◆ RAW RECORDS:
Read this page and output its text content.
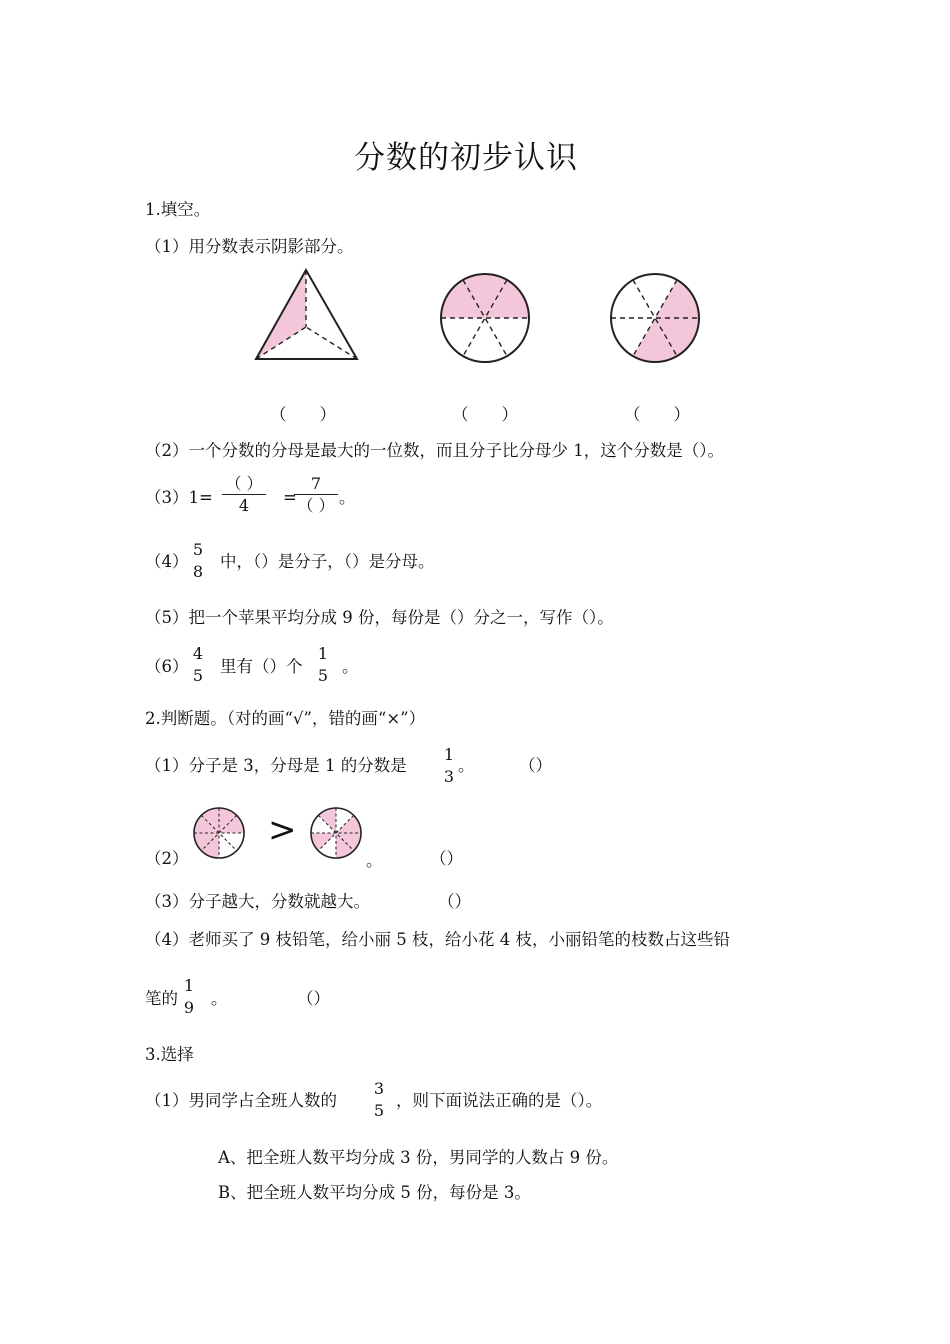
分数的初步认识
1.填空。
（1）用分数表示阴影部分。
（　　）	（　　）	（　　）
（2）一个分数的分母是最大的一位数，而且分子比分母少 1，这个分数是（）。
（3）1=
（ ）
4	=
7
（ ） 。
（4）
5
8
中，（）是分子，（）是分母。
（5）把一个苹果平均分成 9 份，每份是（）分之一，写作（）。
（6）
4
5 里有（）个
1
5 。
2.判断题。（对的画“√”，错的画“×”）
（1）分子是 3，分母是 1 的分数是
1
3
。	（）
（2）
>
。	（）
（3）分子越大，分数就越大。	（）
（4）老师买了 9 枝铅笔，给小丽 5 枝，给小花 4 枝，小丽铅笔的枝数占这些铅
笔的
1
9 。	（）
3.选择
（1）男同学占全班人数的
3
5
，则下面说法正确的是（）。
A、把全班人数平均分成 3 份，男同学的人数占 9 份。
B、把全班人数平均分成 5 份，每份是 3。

---

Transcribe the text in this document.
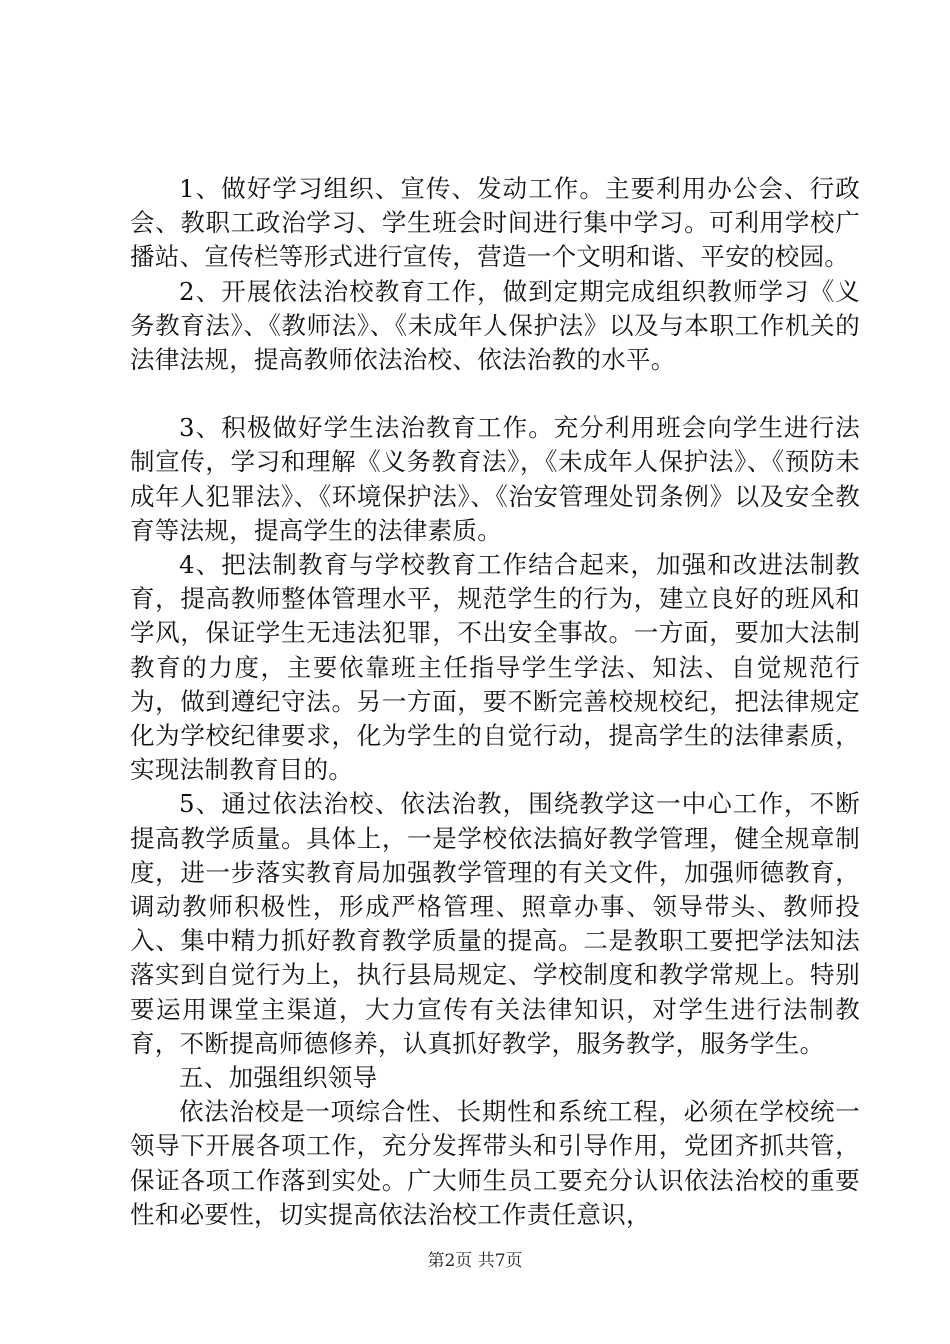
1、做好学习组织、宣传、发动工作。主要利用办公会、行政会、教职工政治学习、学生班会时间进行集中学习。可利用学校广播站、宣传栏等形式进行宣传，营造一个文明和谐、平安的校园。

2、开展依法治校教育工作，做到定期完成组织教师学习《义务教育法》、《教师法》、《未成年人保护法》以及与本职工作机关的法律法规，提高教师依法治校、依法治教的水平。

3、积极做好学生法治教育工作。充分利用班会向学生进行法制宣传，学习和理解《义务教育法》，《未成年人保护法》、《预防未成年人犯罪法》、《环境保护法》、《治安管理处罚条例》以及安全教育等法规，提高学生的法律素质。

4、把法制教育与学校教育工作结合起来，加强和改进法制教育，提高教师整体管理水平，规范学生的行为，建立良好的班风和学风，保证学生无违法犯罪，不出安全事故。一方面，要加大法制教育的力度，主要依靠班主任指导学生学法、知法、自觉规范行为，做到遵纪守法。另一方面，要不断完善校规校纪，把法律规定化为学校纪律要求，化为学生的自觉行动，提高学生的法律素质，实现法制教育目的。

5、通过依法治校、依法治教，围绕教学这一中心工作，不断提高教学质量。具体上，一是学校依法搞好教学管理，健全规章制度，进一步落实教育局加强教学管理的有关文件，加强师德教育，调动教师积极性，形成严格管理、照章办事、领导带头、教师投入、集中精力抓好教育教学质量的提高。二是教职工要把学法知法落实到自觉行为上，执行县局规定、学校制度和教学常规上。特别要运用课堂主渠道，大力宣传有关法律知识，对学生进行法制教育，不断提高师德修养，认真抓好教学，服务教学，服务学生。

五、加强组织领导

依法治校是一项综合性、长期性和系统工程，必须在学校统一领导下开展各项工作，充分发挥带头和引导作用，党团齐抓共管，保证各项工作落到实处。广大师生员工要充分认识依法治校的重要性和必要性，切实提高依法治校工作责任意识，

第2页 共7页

◆ THE EXERCISE:
Write only the number of lines in the data above that include "text".

◆ EXPECTED ANSWER:
2